DIRECTIONS FOR THIS TASK: Copy out all lines in the data below containing the string "ὅπως".

THE RECORDS:
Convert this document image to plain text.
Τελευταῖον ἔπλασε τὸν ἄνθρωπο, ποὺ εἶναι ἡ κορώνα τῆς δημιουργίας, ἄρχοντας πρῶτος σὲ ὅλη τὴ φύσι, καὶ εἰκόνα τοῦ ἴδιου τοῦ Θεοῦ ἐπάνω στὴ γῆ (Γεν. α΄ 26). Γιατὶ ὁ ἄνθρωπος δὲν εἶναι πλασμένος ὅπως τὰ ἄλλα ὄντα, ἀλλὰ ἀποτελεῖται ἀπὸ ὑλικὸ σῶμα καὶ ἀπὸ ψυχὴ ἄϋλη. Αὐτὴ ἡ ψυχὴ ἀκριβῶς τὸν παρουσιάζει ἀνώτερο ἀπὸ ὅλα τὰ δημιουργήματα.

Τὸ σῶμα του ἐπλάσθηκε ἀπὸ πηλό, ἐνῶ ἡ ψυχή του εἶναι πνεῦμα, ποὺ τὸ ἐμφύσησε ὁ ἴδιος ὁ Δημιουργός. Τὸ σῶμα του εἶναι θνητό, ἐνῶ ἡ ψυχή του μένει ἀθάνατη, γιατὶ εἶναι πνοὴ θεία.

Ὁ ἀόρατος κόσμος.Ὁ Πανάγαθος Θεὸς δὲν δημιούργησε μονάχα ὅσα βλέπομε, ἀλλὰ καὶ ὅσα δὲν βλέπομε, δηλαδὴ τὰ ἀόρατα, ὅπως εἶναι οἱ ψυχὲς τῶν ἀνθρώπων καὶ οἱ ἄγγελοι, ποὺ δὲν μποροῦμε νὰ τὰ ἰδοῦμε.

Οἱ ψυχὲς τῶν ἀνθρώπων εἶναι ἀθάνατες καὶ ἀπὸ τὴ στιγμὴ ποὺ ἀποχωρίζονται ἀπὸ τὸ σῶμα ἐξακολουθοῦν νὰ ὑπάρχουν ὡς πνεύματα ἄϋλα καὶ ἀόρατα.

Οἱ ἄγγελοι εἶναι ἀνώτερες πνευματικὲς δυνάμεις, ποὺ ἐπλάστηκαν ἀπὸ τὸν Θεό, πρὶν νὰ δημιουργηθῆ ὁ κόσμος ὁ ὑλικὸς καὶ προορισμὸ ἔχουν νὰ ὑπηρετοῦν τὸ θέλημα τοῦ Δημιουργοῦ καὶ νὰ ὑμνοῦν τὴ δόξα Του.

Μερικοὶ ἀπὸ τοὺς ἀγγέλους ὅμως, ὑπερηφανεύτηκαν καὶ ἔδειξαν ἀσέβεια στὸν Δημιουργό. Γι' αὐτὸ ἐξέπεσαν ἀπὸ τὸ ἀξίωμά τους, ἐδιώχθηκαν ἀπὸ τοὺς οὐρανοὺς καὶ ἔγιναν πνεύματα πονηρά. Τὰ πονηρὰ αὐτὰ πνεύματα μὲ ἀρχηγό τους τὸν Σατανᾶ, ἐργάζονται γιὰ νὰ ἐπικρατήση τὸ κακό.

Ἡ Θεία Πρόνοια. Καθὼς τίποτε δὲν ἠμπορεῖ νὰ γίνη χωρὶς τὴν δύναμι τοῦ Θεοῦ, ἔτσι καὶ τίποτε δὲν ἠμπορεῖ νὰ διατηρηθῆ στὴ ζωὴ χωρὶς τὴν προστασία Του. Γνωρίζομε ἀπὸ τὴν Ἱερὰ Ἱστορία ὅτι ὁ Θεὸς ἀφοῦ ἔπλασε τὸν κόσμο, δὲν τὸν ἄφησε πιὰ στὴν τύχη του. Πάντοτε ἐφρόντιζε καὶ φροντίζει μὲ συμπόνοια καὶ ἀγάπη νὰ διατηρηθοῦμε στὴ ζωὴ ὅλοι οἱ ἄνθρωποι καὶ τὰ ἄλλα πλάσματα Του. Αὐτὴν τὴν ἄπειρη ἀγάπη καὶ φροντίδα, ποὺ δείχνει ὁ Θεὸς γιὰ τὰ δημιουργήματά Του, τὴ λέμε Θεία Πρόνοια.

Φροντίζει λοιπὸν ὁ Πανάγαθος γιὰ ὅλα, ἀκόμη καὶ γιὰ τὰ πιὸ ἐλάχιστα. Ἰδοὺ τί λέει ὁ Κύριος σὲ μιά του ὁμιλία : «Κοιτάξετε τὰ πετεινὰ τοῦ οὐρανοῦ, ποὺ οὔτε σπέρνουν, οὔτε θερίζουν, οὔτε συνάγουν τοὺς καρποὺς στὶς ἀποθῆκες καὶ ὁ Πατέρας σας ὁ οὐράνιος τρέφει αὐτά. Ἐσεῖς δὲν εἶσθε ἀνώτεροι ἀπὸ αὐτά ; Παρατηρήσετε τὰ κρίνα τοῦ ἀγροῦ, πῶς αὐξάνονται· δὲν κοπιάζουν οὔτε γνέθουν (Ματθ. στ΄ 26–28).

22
...
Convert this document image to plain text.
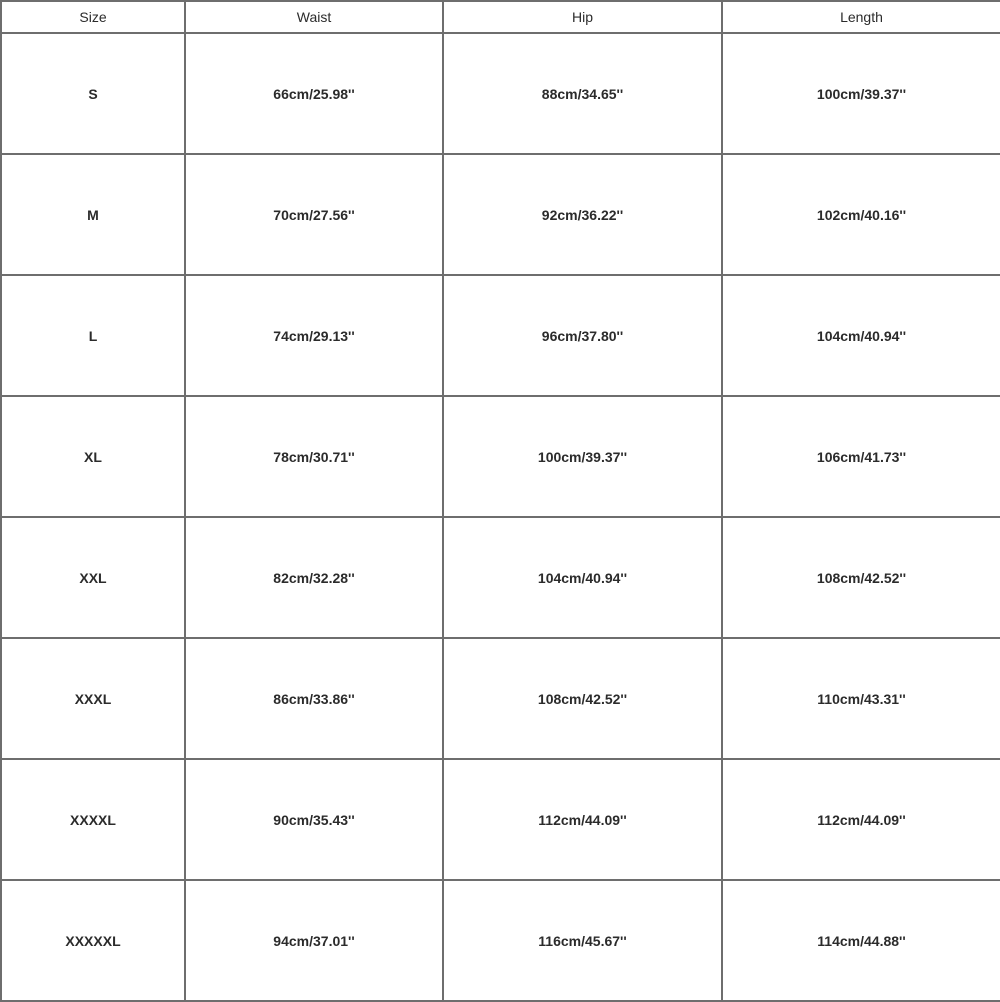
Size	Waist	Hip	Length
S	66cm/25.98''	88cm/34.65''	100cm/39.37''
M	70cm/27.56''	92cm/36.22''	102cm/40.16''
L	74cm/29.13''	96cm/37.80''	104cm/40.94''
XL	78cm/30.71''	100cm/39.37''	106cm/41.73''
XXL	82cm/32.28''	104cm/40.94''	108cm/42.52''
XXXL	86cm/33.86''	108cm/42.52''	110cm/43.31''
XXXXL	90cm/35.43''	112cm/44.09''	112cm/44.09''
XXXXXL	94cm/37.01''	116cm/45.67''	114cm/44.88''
---
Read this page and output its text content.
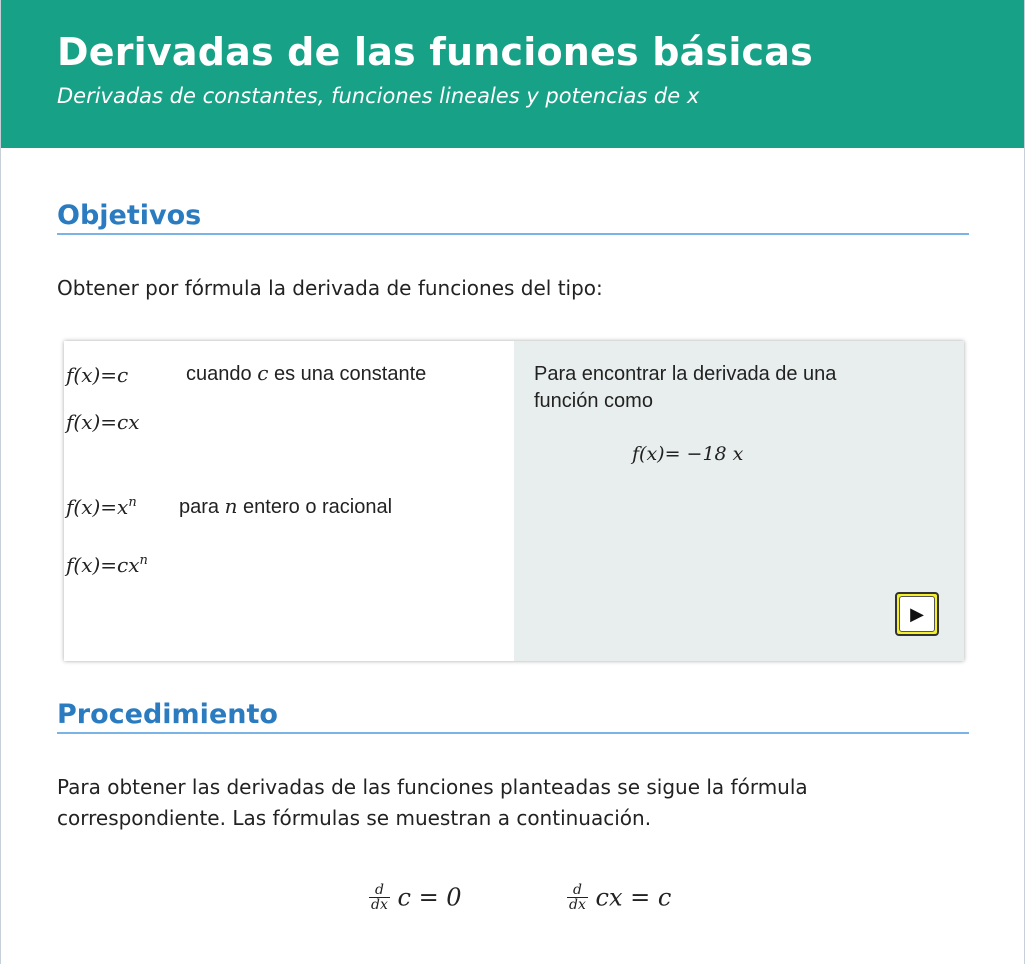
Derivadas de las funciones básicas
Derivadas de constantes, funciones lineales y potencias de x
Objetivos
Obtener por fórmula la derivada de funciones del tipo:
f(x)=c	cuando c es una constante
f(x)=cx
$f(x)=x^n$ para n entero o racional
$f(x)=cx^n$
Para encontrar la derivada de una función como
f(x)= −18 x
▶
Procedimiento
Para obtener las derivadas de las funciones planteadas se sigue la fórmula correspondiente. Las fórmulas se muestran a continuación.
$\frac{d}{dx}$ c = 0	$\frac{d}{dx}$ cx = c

TASK RESULT:
Τελευταῖον ἔπλασε τὸν ἄνθρωπο, ποὺ εἶναι ἡ κορώνα τῆς δημιουργίας, ἄρχοντας πρῶτος σὲ ὅλη τὴ φύσι, καὶ εἰκόνα τοῦ ἴδιου τοῦ Θεοῦ ἐπάνω στὴ γῆ (Γεν. α΄ 26). Γιατὶ ὁ ἄνθρωπος δὲν εἶναι πλασμένος ὅπως τὰ ἄλλα ὄντα, ἀλλὰ ἀποτελεῖται ἀπὸ ὑλικὸ σῶμα καὶ ἀπὸ ψυχὴ ἄϋλη. Αὐτὴ ἡ ψυχὴ ἀκριβῶς τὸν παρουσιάζει ἀνώτερο ἀπὸ ὅλα τὰ δημιουργήματα.
Ὁ ἀόρατος κόσμος.Ὁ Πανάγαθος Θεὸς δὲν δημιούργησε μονάχα ὅσα βλέπομε, ἀλλὰ καὶ ὅσα δὲν βλέπομε, δηλαδὴ τὰ ἀόρατα, ὅπως εἶναι οἱ ψυχὲς τῶν ἀνθρώπων καὶ οἱ ἄγγελοι, ποὺ δὲν μποροῦμε νὰ τὰ ἰδοῦμε.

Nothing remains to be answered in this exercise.